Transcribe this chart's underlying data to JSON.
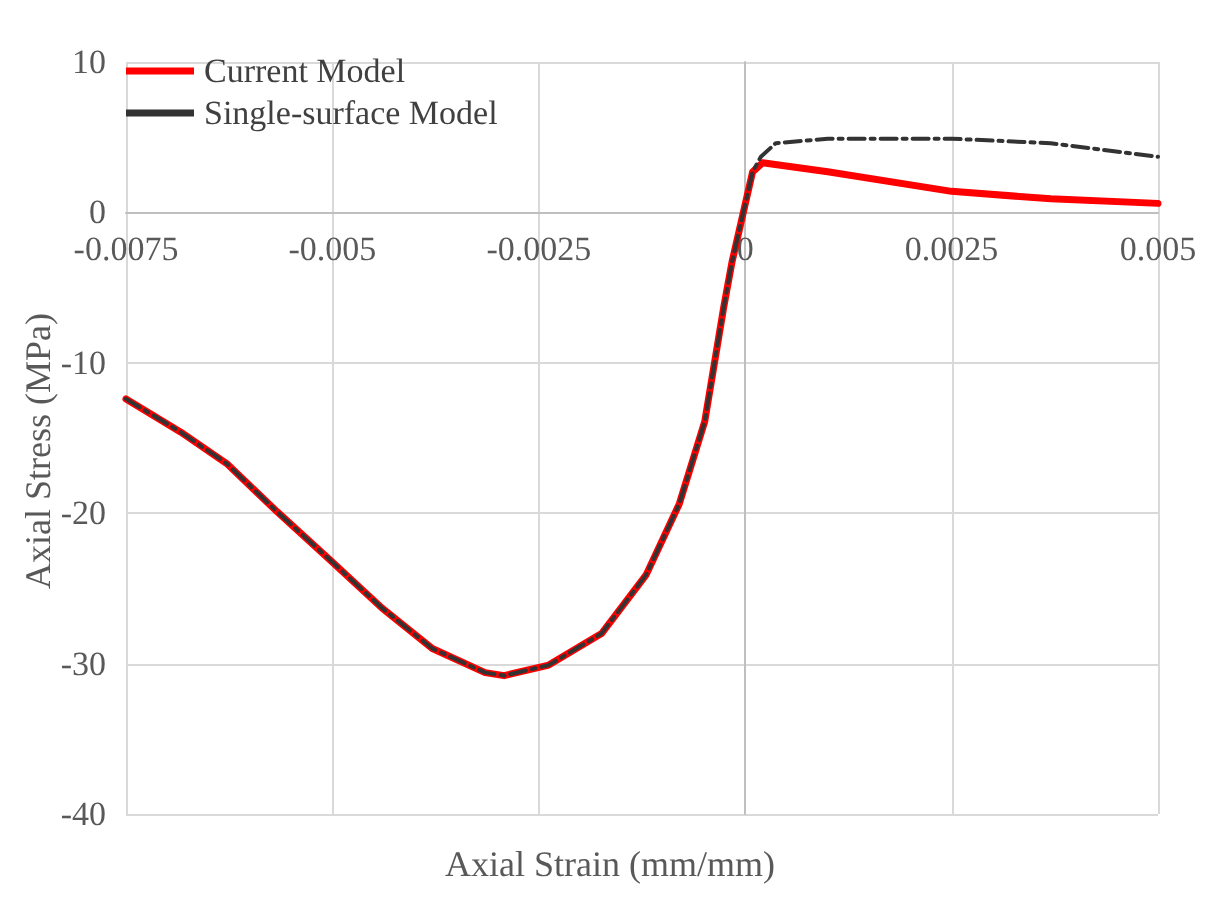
{
  "chart_data": {
    "type": "line",
    "xlabel": "Axial Strain (mm/mm)",
    "ylabel": "Axial Stress (MPa)",
    "xlim": [
      -0.0075,
      0.005
    ],
    "xticks": [
      -0.0075,
      -0.005,
      -0.0025,
      0,
      0.0025,
      0.005
    ],
    "ylim": [
      -40,
      10
    ],
    "yticks": [
      -40,
      -30,
      -20,
      -10,
      0,
      10
    ],
    "grid": true,
    "legend": "top left",
    "marker": "none",
    "series": [
      {
        "name": "Current Model",
        "color": "#ff0000",
        "line_style": "solid",
        "x": [
          -0.0075,
          -0.00684,
          -0.00628,
          -0.00567,
          -0.00503,
          -0.0044,
          -0.00379,
          -0.00315,
          -0.00292,
          -0.00238,
          -0.00174,
          -0.0012,
          -0.0008,
          -0.00049,
          -0.00026,
          -0.00016,
          9e-05,
          0.00021,
          0.001,
          0.0025,
          0.0037,
          0.005
        ],
        "values": [
          -12.4,
          -14.6,
          -16.7,
          -19.9,
          -23.1,
          -26.3,
          -29.0,
          -30.6,
          -30.8,
          -30.1,
          -28.0,
          -24.1,
          -19.4,
          -13.9,
          -6.3,
          -3.3,
          2.7,
          3.3,
          2.7,
          1.4,
          0.9,
          0.6
        ]
      },
      {
        "name": "Single-surface Model",
        "color": "#333333",
        "line_style": "dashed",
        "x": [
          -0.0075,
          -0.00684,
          -0.00628,
          -0.00567,
          -0.00503,
          -0.0044,
          -0.00379,
          -0.00315,
          -0.00292,
          -0.00238,
          -0.00174,
          -0.0012,
          -0.0008,
          -0.00049,
          -0.00026,
          -0.00016,
          9e-05,
          0.00019,
          0.00037,
          0.001,
          0.0025,
          0.0037,
          0.005
        ],
        "values": [
          -12.4,
          -14.6,
          -16.7,
          -19.9,
          -23.1,
          -26.3,
          -29.0,
          -30.6,
          -30.8,
          -30.1,
          -28.0,
          -24.1,
          -19.4,
          -13.9,
          -6.3,
          -3.3,
          2.7,
          3.7,
          4.6,
          4.9,
          4.9,
          4.6,
          3.7
        ]
      }
    ]
  }
}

# # #

- [What you have to do]: Gather from the entries above all lines that include the string "name".

- [Worked solution]:
        "name": "Current Model",
        "name": "Single-surface Model",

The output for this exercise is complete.